— START OF DATA IN THIS EXERCISE —
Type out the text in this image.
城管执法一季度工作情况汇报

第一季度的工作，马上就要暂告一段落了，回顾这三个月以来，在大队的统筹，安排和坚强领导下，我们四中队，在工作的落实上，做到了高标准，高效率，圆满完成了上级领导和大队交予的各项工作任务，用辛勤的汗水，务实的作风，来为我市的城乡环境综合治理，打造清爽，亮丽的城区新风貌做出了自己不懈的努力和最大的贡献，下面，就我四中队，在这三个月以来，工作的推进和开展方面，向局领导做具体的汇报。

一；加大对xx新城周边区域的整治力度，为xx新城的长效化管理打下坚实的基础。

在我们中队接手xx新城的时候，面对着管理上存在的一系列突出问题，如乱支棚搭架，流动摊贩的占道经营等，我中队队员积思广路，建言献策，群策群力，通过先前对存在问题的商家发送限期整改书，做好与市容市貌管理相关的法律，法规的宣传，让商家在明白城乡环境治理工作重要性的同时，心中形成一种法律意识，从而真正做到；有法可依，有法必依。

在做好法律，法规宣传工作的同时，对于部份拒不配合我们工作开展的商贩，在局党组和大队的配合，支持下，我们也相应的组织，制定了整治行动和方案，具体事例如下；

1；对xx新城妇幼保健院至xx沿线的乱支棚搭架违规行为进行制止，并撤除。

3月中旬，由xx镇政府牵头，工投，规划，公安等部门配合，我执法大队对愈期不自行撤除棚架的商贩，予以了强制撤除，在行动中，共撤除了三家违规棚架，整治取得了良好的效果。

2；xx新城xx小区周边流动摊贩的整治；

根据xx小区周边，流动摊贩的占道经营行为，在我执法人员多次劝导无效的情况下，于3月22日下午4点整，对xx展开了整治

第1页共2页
— END OF DATA IN THIS EXERCISE —
Take the data above and return it exactly.

## [TASK RESULT]
Type out the text in this image.
城管执法一季度工作情况汇报

第一季度的工作，马上就要暂告一段落了，回顾这三个月以来，在大队的统筹，安排和坚强领导下，我们四中队，在工作的落实上，做到了高标准，高效率，圆满完成了上级领导和大队交予的各项工作任务，用辛勤的汗水，务实的作风，来为我市的城乡环境综合治理，打造清爽，亮丽的城区新风貌做出了自己不懈的努力和最大的贡献，下面，就我四中队，在这三个月以来，工作的推进和开展方面，向局领导做具体的汇报。

一；加大对xx新城周边区域的整治力度，为xx新城的长效化管理打下坚实的基础。

在我们中队接手xx新城的时候，面对着管理上存在的一系列突出问题，如乱支棚搭架，流动摊贩的占道经营等，我中队队员积思广路，建言献策，群策群力，通过先前对存在问题的商家发送限期整改书，做好与市容市貌管理相关的法律，法规的宣传，让商家在明白城乡环境治理工作重要性的同时，心中形成一种法律意识，从而真正做到；有法可依，有法必依。

在做好法律，法规宣传工作的同时，对于部份拒不配合我们工作开展的商贩，在局党组和大队的配合，支持下，我们也相应的组织，制定了整治行动和方案，具体事例如下；

1；对xx新城妇幼保健院至xx沿线的乱支棚搭架违规行为进行制止，并撤除。

3月中旬，由xx镇政府牵头，工投，规划，公安等部门配合，我执法大队对愈期不自行撤除棚架的商贩，予以了强制撤除，在行动中，共撤除了三家违规棚架，整治取得了良好的效果。

2；xx新城xx小区周边流动摊贩的整治；

根据xx小区周边，流动摊贩的占道经营行为，在我执法人员多次劝导无效的情况下，于3月22日下午4点整，对xx展开了整治

第1页共2页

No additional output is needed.